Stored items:
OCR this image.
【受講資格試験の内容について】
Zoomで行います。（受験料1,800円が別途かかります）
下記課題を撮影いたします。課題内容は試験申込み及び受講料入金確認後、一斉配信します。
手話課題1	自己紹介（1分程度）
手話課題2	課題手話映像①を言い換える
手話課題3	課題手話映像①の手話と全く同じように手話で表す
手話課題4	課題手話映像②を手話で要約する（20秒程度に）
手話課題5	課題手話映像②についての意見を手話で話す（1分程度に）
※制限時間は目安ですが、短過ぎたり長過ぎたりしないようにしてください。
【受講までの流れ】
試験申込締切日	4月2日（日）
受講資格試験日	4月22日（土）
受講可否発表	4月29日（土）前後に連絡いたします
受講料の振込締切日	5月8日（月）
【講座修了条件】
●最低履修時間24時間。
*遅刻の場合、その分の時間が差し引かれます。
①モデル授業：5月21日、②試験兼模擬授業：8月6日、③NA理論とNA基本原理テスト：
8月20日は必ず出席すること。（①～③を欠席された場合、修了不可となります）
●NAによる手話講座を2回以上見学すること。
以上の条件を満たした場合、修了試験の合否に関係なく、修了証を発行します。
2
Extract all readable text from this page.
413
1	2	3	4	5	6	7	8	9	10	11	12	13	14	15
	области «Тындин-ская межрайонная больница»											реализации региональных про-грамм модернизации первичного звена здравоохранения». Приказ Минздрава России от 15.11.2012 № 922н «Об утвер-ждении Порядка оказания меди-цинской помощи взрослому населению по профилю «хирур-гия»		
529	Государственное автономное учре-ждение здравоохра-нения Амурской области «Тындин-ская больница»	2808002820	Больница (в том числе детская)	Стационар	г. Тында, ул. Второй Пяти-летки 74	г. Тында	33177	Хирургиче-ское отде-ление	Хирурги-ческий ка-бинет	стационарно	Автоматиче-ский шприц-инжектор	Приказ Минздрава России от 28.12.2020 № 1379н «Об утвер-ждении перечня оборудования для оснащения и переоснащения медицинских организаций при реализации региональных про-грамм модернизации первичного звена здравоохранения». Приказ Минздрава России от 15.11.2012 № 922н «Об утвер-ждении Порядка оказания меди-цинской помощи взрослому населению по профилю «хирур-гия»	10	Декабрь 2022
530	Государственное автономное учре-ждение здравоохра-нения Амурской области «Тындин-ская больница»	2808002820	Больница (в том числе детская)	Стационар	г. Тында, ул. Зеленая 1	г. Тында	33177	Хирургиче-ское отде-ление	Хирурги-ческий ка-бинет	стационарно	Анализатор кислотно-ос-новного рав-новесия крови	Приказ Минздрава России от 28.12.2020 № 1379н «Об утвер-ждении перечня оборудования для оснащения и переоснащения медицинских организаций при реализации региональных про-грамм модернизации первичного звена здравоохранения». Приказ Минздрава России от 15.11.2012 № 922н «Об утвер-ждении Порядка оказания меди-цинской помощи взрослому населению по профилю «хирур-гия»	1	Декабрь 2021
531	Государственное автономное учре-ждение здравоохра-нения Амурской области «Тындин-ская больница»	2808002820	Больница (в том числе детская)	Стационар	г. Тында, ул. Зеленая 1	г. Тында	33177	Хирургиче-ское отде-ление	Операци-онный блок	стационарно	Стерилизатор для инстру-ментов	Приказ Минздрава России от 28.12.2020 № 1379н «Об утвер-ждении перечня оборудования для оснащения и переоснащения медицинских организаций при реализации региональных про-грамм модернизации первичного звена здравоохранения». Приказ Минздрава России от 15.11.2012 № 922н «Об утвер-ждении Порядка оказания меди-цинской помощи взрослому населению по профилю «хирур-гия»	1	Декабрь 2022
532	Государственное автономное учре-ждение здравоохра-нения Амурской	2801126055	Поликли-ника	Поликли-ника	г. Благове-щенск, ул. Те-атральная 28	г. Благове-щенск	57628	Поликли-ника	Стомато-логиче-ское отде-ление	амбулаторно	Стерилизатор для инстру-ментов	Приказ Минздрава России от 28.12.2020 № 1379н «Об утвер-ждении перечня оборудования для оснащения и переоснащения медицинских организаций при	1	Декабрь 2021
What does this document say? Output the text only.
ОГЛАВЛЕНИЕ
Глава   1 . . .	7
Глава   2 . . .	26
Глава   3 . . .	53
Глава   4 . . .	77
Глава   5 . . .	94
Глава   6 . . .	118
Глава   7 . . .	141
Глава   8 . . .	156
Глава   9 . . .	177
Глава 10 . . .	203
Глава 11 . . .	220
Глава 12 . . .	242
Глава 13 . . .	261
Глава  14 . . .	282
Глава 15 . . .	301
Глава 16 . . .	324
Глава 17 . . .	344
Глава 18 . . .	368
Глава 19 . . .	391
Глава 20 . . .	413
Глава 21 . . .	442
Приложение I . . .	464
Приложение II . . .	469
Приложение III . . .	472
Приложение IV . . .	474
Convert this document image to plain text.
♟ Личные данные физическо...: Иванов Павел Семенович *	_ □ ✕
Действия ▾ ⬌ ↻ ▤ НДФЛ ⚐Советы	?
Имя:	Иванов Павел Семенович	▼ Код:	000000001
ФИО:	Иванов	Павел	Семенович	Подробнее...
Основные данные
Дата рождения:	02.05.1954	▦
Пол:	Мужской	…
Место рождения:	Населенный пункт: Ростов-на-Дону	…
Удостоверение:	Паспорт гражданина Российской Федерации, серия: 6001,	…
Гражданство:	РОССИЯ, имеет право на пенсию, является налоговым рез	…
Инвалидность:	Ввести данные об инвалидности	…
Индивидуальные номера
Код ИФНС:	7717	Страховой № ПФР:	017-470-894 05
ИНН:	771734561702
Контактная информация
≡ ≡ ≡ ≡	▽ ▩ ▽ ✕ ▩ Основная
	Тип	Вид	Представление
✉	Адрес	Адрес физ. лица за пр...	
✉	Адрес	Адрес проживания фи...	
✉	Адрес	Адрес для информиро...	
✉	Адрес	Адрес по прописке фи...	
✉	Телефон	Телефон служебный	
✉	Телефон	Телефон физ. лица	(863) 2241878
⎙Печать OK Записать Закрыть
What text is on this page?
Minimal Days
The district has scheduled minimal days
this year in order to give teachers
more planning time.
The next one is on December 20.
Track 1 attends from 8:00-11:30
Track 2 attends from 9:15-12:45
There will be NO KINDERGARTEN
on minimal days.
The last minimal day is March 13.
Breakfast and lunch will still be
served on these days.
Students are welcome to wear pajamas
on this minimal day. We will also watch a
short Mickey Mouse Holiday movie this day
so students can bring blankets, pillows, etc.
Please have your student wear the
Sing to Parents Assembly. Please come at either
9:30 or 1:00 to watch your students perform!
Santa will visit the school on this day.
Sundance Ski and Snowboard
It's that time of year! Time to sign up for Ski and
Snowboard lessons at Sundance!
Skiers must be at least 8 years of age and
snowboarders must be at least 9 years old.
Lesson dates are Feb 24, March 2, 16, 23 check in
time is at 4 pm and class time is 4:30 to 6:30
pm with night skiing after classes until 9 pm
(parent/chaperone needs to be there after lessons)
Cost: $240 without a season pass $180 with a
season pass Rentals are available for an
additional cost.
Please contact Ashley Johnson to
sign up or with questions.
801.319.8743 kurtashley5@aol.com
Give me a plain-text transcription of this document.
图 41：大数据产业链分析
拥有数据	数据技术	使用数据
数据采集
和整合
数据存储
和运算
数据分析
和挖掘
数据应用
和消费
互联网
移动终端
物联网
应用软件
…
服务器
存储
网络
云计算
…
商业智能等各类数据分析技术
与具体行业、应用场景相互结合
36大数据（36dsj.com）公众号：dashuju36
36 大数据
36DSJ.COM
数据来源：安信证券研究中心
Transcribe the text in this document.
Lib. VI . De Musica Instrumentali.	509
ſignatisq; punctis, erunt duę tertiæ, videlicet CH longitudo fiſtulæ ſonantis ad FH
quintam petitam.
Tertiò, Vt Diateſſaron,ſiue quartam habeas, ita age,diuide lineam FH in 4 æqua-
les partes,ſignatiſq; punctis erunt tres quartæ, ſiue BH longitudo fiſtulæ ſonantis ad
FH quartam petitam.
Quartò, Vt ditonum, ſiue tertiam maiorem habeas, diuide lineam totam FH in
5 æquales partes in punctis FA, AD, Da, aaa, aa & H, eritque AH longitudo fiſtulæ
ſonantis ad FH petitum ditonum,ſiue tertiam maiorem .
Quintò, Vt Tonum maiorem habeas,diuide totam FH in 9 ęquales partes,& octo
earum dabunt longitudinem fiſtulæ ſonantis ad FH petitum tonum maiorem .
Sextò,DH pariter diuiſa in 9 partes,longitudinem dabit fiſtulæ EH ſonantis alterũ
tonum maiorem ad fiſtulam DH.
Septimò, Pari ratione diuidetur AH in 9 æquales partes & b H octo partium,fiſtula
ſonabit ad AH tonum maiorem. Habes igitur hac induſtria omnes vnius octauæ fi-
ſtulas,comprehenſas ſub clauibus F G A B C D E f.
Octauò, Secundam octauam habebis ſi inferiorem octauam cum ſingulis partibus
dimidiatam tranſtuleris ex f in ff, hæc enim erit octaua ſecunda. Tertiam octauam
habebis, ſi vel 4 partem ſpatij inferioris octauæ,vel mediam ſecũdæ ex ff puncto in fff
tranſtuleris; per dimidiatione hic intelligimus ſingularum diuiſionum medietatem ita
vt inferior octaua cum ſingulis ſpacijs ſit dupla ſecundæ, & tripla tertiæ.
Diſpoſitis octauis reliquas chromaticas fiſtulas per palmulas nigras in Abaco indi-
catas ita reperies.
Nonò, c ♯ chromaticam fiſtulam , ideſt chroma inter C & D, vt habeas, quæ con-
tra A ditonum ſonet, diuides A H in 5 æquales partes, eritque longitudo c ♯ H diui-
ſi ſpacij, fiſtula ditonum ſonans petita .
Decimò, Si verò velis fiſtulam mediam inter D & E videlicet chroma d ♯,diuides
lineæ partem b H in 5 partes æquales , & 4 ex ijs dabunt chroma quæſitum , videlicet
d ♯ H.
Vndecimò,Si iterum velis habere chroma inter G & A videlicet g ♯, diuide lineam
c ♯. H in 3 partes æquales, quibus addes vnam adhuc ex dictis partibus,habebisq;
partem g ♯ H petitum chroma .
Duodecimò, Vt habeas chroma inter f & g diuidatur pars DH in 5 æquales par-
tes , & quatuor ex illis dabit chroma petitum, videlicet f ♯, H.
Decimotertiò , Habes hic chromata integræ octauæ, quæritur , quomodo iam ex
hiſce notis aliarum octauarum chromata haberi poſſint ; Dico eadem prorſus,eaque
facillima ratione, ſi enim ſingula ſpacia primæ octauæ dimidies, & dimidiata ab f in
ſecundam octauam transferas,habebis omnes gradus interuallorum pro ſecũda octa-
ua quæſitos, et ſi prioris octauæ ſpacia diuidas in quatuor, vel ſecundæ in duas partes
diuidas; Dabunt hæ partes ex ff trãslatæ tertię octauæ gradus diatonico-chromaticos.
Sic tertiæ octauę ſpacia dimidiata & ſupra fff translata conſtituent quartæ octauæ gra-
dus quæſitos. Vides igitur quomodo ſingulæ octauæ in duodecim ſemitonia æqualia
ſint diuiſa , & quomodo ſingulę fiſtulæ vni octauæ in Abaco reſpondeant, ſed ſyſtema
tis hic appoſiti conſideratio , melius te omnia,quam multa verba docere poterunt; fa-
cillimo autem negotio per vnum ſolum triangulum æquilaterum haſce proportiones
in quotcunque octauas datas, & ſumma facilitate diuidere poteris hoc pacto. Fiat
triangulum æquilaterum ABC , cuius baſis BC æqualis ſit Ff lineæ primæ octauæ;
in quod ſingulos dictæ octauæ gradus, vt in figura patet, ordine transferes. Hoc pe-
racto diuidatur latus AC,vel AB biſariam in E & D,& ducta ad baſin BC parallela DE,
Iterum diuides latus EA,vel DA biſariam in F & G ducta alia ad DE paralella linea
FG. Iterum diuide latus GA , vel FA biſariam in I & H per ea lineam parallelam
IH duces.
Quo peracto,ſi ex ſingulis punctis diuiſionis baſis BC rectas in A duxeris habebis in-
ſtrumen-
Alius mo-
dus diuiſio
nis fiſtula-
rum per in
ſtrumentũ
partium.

Directions:
Show all lines in the entries above where the word "Abaco" appears.

Worked answer:
Diſpoſitis octauis reliquas chromaticas fiſtulas per palmulas nigras in Abaco indi-
ſint diuiſa , & quomodo ſingulę fiſtulæ vni octauæ in Abaco reſpondeant, ſed ſyſtema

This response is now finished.